(GIVEN PROBLEM): Write out the whole listing exactly as it stands.

[A run of records]
————
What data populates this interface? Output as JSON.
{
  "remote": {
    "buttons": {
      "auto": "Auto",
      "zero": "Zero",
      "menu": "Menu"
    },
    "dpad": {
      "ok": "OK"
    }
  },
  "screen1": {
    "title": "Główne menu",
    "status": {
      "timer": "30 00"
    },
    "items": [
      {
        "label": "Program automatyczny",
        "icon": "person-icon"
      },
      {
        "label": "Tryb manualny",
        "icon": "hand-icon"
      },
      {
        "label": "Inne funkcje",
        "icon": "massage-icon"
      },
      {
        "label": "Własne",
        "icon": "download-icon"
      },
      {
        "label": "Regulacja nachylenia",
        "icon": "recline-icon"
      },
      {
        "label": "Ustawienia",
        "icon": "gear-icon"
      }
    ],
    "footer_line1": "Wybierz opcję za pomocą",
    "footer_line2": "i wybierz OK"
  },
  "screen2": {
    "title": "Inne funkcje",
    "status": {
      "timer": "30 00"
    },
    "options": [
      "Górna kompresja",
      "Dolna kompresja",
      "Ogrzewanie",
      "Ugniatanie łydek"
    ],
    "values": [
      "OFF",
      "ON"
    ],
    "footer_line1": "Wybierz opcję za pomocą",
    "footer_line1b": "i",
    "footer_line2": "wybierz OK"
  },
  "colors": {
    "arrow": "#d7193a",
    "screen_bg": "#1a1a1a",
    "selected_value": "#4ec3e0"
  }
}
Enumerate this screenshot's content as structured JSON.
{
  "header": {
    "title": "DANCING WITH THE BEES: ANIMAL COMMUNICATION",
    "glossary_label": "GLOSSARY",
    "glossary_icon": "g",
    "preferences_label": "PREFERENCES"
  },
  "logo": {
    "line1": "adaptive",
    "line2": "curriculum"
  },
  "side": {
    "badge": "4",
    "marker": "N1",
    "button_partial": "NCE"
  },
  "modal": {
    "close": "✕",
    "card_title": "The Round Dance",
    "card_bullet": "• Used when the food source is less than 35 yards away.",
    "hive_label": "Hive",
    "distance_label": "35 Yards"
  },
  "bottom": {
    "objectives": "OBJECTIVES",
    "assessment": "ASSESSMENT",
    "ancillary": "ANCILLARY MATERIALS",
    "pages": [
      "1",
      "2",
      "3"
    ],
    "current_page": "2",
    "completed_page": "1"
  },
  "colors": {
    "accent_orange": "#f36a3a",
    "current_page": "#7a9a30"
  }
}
————
(FINISHED ANSWER):
What data populates this interface? Output as JSON.
{
  "remote": {
    "buttons": {
      "auto": "Auto",
      "zero": "Zero",
      "menu": "Menu"
    },
    "dpad": {
      "ok": "OK"
    }
  },
  "screen1": {
    "title": "Główne menu",
    "status": {
      "timer": "30 00"
    },
    "items": [
      {
        "label": "Program automatyczny",
        "icon": "person-icon"
      },
      {
        "label": "Tryb manualny",
        "icon": "hand-icon"
      },
      {
        "label": "Inne funkcje",
        "icon": "massage-icon"
      },
      {
        "label": "Własne",
        "icon": "download-icon"
      },
      {
        "label": "Regulacja nachylenia",
        "icon": "recline-icon"
      },
      {
        "label": "Ustawienia",
        "icon": "gear-icon"
      }
    ],
    "footer_line1": "Wybierz opcję za pomocą",
    "footer_line2": "i wybierz OK"
  },
  "screen2": {
    "title": "Inne funkcje",
    "status": {
      "timer": "30 00"
    },
    "options": [
      "Górna kompresja",
      "Dolna kompresja",
      "Ogrzewanie",
      "Ugniatanie łydek"
    ],
    "values": [
      "OFF",
      "ON"
    ],
    "footer_line1": "Wybierz opcję za pomocą",
    "footer_line1b": "i",
    "footer_line2": "wybierz OK"
  },
  "colors": {
    "arrow": "#d7193a",
    "screen_bg": "#1a1a1a",
    "selected_value": "#4ec3e0"
  }
}
Enumerate this screenshot's content as structured JSON.
{
  "header": {
    "title": "DANCING WITH THE BEES: ANIMAL COMMUNICATION",
    "glossary_label": "GLOSSARY",
    "glossary_icon": "g",
    "preferences_label": "PREFERENCES"
  },
  "logo": {
    "line1": "adaptive",
    "line2": "curriculum"
  },
  "side": {
    "badge": "4",
    "marker": "N1",
    "button_partial": "NCE"
  },
  "modal": {
    "close": "✕",
    "card_title": "The Round Dance",
    "card_bullet": "• Used when the food source is less than 35 yards away.",
    "hive_label": "Hive",
    "distance_label": "35 Yards"
  },
  "bottom": {
    "objectives": "OBJECTIVES",
    "assessment": "ASSESSMENT",
    "ancillary": "ANCILLARY MATERIALS",
    "pages": [
      "1",
      "2",
      "3"
    ],
    "current_page": "2",
    "completed_page": "1"
  },
  "colors": {
    "accent_orange": "#f36a3a",
    "current_page": "#7a9a30"
  }
}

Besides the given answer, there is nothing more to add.